Below are some records. Pull every line that contains the word "anterior".

>> Begin Provided material

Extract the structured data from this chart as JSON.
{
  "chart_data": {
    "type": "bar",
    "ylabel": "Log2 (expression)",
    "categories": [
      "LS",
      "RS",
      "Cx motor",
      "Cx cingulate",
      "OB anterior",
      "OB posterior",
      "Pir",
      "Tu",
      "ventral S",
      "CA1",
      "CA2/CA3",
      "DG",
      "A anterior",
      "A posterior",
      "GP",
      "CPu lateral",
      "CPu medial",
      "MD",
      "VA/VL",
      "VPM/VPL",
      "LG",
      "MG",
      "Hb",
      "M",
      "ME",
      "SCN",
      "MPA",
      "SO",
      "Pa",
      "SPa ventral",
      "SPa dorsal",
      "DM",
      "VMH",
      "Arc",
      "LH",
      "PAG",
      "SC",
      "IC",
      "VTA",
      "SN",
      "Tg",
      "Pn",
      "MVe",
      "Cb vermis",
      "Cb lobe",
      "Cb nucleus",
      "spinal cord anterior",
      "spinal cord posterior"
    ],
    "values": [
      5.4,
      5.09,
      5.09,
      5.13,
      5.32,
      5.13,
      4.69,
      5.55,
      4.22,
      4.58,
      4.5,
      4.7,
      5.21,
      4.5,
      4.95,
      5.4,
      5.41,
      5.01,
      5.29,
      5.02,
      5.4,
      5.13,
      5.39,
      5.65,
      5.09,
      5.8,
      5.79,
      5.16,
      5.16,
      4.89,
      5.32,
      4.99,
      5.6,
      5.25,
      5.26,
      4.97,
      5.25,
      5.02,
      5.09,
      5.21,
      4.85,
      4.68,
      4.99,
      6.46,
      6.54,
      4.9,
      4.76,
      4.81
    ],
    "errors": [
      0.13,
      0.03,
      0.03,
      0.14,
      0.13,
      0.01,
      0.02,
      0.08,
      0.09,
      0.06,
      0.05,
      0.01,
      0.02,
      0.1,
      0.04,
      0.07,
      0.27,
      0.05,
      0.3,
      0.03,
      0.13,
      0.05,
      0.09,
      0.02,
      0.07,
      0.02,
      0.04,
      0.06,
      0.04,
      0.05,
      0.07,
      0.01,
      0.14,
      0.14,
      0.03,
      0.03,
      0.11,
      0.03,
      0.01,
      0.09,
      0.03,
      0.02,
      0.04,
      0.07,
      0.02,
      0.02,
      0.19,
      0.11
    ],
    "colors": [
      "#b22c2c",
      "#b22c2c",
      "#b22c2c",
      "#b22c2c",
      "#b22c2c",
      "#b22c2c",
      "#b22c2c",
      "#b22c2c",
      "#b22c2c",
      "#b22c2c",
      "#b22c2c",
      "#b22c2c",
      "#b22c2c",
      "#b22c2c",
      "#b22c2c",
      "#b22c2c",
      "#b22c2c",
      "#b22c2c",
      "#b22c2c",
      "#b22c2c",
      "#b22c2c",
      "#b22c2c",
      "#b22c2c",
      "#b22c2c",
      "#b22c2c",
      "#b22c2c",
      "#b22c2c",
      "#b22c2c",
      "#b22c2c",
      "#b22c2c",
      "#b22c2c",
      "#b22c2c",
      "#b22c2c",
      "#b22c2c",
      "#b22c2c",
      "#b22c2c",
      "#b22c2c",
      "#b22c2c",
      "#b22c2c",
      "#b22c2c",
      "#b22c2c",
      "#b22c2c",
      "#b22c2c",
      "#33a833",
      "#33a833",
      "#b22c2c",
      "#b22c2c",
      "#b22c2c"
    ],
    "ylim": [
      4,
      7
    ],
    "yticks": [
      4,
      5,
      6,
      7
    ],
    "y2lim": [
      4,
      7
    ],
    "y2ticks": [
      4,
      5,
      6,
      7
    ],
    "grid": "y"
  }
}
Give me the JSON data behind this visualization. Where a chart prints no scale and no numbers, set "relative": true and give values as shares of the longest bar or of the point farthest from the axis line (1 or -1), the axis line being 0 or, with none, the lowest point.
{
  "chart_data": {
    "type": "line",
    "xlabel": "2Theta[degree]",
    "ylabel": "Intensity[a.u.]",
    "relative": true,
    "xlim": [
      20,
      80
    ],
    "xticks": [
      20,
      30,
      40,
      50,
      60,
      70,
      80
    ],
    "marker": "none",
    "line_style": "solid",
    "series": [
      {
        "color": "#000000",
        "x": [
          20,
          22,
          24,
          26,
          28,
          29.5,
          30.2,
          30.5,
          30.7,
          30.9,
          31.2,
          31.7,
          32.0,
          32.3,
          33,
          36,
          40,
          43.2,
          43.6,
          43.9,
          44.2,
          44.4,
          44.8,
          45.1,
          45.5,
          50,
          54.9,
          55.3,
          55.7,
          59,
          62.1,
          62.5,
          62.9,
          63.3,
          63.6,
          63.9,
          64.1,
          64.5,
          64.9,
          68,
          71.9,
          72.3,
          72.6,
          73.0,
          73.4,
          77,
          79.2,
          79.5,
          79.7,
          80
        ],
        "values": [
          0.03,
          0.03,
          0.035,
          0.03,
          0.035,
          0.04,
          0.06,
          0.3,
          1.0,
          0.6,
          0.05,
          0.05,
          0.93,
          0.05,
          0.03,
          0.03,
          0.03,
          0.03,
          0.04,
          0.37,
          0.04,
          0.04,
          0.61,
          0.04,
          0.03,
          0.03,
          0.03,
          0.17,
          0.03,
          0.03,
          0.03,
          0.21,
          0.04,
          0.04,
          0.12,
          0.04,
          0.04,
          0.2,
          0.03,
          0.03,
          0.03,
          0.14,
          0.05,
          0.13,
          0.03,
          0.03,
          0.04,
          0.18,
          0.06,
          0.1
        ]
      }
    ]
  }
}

>> End Provided material
>> Begin Provided material

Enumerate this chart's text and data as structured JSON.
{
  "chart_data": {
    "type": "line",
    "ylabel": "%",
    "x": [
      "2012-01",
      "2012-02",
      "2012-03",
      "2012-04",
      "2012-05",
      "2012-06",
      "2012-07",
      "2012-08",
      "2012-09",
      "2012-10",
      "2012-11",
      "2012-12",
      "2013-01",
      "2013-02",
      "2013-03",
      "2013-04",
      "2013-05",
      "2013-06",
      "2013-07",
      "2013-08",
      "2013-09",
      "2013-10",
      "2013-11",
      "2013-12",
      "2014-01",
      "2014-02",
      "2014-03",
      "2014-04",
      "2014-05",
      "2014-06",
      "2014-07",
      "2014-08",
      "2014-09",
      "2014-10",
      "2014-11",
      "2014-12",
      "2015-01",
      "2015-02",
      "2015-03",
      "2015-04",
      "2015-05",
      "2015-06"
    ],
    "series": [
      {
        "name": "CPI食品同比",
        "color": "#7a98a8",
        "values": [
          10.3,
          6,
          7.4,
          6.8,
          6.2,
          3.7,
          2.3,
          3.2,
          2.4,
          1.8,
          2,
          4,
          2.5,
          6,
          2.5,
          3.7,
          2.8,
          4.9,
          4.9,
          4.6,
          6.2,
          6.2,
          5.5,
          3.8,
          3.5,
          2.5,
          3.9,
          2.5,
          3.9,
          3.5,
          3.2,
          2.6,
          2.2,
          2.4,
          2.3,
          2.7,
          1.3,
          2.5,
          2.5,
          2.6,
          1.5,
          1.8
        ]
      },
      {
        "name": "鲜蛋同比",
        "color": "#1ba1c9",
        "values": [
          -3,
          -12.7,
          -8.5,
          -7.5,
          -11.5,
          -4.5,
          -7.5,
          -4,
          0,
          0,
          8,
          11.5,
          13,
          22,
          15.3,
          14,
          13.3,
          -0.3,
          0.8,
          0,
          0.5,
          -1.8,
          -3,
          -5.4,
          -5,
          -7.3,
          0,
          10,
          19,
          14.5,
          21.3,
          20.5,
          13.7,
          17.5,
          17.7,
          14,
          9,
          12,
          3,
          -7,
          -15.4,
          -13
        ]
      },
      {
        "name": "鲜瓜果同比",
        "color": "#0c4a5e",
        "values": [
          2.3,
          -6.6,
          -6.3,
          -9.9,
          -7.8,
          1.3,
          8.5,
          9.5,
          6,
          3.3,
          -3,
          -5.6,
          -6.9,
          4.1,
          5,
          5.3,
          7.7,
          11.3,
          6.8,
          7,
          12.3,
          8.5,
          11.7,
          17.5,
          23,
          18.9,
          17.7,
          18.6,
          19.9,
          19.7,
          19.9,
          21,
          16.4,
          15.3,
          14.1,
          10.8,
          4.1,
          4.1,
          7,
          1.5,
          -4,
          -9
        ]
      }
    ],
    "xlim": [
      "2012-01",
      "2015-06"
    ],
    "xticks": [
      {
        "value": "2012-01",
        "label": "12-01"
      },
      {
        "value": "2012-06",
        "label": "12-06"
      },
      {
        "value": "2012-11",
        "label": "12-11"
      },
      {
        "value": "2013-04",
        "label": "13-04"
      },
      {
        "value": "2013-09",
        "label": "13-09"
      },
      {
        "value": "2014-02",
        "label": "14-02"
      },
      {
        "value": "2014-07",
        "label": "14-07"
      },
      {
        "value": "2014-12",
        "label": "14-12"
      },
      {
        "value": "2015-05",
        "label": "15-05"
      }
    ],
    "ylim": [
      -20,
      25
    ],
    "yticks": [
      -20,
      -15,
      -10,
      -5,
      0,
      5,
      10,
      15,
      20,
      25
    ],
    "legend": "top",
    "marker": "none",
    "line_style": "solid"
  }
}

>> End Provided material
>> Begin Provided material

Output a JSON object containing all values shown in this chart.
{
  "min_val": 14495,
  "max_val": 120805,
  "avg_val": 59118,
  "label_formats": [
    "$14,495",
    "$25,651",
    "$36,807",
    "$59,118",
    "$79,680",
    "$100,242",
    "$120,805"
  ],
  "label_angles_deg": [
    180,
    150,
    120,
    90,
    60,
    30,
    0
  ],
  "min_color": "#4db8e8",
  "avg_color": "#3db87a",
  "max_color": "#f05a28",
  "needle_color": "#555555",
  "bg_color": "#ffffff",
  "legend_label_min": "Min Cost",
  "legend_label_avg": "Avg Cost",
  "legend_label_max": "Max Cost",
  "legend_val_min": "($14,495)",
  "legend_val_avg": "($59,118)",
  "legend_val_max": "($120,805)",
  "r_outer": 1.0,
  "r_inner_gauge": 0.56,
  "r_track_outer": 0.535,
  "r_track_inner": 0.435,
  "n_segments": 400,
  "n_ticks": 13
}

>> End Provided material

§ Output below
      "OB anterior",
      "A anterior",
      "spinal cord anterior",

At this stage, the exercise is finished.